Exercise material –
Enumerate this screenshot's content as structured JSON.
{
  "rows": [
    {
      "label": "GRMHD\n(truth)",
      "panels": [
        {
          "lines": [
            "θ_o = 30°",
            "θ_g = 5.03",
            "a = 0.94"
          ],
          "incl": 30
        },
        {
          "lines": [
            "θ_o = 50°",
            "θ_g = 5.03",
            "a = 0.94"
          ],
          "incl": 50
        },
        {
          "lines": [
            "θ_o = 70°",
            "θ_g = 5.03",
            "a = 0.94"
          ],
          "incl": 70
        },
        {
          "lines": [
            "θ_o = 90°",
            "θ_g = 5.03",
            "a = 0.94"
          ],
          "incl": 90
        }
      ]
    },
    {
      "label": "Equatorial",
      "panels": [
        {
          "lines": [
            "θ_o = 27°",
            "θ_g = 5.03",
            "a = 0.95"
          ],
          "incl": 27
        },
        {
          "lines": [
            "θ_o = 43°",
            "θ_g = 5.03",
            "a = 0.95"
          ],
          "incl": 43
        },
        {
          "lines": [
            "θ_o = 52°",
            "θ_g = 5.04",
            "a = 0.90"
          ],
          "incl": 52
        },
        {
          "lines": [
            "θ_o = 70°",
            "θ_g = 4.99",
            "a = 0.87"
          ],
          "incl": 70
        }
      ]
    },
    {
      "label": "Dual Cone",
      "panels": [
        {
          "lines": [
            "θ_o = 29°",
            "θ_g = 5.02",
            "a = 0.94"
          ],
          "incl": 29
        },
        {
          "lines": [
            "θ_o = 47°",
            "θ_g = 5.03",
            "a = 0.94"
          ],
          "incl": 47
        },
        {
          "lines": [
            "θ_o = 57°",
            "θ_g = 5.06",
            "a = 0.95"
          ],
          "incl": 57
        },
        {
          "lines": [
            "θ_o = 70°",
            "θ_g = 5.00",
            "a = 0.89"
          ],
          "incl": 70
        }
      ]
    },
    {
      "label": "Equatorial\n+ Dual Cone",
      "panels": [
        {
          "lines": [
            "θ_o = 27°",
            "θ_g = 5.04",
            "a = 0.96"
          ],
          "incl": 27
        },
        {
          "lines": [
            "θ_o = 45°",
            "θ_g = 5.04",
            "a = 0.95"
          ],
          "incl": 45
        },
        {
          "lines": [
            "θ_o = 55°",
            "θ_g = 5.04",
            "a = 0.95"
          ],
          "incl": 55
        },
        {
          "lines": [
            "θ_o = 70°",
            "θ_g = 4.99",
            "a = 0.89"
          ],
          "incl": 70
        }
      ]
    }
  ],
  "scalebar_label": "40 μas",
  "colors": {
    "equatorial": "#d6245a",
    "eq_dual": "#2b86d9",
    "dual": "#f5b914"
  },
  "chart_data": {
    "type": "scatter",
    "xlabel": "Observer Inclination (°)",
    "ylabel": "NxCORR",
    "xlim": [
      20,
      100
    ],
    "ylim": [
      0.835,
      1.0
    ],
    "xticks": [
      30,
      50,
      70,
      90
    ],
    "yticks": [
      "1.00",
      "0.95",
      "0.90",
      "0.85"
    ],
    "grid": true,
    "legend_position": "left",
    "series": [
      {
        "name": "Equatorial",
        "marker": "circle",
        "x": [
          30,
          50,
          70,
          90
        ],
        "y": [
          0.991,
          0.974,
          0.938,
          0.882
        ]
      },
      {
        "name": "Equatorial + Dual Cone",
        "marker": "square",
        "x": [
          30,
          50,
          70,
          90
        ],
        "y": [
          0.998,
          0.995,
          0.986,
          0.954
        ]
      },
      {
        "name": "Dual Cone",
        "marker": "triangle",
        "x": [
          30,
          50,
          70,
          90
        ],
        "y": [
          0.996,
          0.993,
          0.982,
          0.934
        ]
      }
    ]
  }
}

Task goal – Read the entries above, then pull out the lines that include "name".

Finished exercise –
        "name": "Equatorial",
        "name": "Equatorial + Dual Cone",
        "name": "Dual Cone",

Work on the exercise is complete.